→ **Brief**
Look through the listing and locate every line containing the word "name"; copy those lines.

→ **Figure data in JSON**
◇ ◇ ◇

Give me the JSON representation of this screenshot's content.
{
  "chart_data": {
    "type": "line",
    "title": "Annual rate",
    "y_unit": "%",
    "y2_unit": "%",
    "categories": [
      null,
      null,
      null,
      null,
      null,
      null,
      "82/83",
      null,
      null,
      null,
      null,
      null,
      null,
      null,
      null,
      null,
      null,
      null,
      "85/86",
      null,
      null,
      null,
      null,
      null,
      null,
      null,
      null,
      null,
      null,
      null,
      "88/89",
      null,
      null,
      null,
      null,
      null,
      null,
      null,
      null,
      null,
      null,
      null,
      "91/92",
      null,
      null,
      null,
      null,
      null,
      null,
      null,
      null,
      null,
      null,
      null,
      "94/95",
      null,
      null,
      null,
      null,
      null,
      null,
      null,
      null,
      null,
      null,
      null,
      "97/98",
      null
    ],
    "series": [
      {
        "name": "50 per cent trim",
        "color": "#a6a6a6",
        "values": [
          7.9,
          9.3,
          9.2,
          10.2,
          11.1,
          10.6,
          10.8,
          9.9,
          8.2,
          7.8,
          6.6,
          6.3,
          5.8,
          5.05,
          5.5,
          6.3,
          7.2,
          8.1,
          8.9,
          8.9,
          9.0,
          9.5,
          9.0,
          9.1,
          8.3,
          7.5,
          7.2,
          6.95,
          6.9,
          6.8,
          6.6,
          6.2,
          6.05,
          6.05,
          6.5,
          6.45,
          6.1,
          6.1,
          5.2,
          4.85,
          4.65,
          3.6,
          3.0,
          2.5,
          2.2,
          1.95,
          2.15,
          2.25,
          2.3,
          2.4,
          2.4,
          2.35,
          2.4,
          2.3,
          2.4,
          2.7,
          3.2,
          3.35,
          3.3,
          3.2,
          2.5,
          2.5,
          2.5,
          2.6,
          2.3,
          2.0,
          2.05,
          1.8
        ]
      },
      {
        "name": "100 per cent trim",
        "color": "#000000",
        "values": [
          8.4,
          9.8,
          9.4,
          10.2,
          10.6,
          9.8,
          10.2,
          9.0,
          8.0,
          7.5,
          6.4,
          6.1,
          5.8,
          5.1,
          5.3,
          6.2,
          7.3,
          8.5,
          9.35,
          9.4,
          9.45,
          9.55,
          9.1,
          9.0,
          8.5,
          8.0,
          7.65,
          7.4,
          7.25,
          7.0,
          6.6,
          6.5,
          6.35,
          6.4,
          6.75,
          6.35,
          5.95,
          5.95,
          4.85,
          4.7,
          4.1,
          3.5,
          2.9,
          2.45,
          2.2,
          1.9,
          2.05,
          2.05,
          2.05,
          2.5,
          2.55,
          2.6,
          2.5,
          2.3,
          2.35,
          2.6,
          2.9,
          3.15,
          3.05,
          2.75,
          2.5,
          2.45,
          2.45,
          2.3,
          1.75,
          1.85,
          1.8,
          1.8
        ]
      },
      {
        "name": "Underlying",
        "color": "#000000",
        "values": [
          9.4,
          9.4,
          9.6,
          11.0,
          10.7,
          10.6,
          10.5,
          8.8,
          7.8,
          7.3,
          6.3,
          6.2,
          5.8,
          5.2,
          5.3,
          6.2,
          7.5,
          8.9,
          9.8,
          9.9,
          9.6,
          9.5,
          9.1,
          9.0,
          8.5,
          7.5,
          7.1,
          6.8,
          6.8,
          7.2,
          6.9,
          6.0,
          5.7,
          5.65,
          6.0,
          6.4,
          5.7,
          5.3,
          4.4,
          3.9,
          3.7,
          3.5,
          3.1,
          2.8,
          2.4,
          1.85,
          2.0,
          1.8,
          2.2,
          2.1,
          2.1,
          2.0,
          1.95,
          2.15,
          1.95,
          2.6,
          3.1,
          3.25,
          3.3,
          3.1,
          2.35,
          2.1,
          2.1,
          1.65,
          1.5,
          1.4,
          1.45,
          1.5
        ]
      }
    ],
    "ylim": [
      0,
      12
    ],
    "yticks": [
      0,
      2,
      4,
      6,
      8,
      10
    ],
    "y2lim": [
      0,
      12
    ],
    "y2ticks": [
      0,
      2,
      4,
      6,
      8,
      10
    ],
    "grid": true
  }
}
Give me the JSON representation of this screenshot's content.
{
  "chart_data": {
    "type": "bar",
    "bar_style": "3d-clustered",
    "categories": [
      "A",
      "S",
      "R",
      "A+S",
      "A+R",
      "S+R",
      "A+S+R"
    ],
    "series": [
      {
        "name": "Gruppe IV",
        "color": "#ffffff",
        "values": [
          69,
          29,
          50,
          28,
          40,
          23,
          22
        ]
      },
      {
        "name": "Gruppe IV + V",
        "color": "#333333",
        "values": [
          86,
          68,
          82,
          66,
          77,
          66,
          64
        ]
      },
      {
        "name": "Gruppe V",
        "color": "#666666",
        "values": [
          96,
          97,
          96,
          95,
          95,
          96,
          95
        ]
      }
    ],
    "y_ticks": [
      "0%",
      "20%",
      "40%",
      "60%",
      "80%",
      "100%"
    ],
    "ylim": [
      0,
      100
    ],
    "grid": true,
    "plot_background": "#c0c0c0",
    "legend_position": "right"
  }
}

◇ ◇ ◇

→ **Task output**
        "name": "50 per cent trim",
        "name": "100 per cent trim",
        "name": "Underlying",
        "name": "Gruppe IV",
        "name": "Gruppe IV + V",
        "name": "Gruppe V",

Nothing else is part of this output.